§ WORK REQUIRED
Make a verbatim copy of the entries below; pictures stay out.

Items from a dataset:
-- Begin --

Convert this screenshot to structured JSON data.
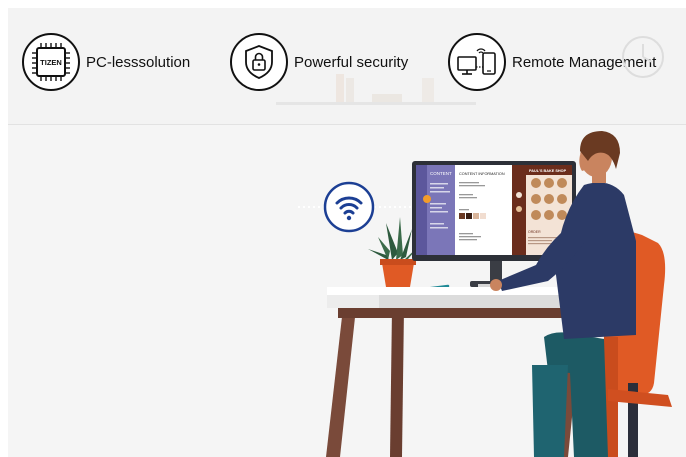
{
  "features": [
    {
      "icon": "tizen-chip-icon",
      "label": "PC-lesssolution",
      "chip_text": "TIZEN"
    },
    {
      "icon": "shield-lock-icon",
      "label": "Powerful security"
    },
    {
      "icon": "remote-devices-icon",
      "label": "Remote Management"
    }
  ],
  "monitor_screen": {
    "sidebar_title": "CONTENT",
    "panel_title": "CONTENT INFORMATION",
    "menu_title": "PAUL'S BAKE SHOP",
    "order_label": "ORDER"
  },
  "colors": {
    "wifi_blue": "#1c3f94",
    "sidebar_purple": "#7b76b8",
    "menu_brown": "#6b2d1c",
    "chair_orange": "#e05a25",
    "desk_brown": "#7a4a3a"
  }
}
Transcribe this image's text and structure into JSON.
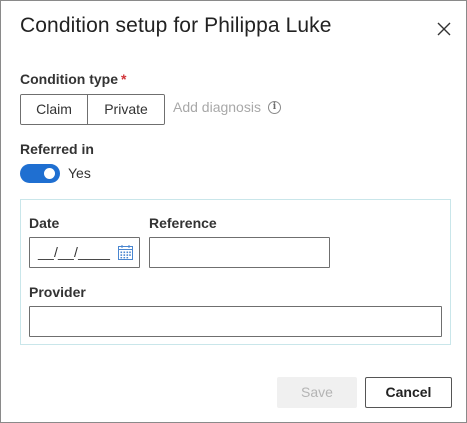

-- End --

§ WRITTEN SOLUTION
Convert this screenshot to structured JSON data.
{
  "features": [
    {
      "icon": "tizen-chip-icon",
      "label": "PC-lesssolution",
      "chip_text": "TIZEN"
    },
    {
      "icon": "shield-lock-icon",
      "label": "Powerful security"
    },
    {
      "icon": "remote-devices-icon",
      "label": "Remote Management"
    }
  ],
  "monitor_screen": {
    "sidebar_title": "CONTENT",
    "panel_title": "CONTENT INFORMATION",
    "menu_title": "PAUL'S BAKE SHOP",
    "order_label": "ORDER"
  },
  "colors": {
    "wifi_blue": "#1c3f94",
    "sidebar_purple": "#7b76b8",
    "menu_brown": "#6b2d1c",
    "chair_orange": "#e05a25",
    "desk_brown": "#7a4a3a"
  }
}
Transcribe this image's text and structure into JSON.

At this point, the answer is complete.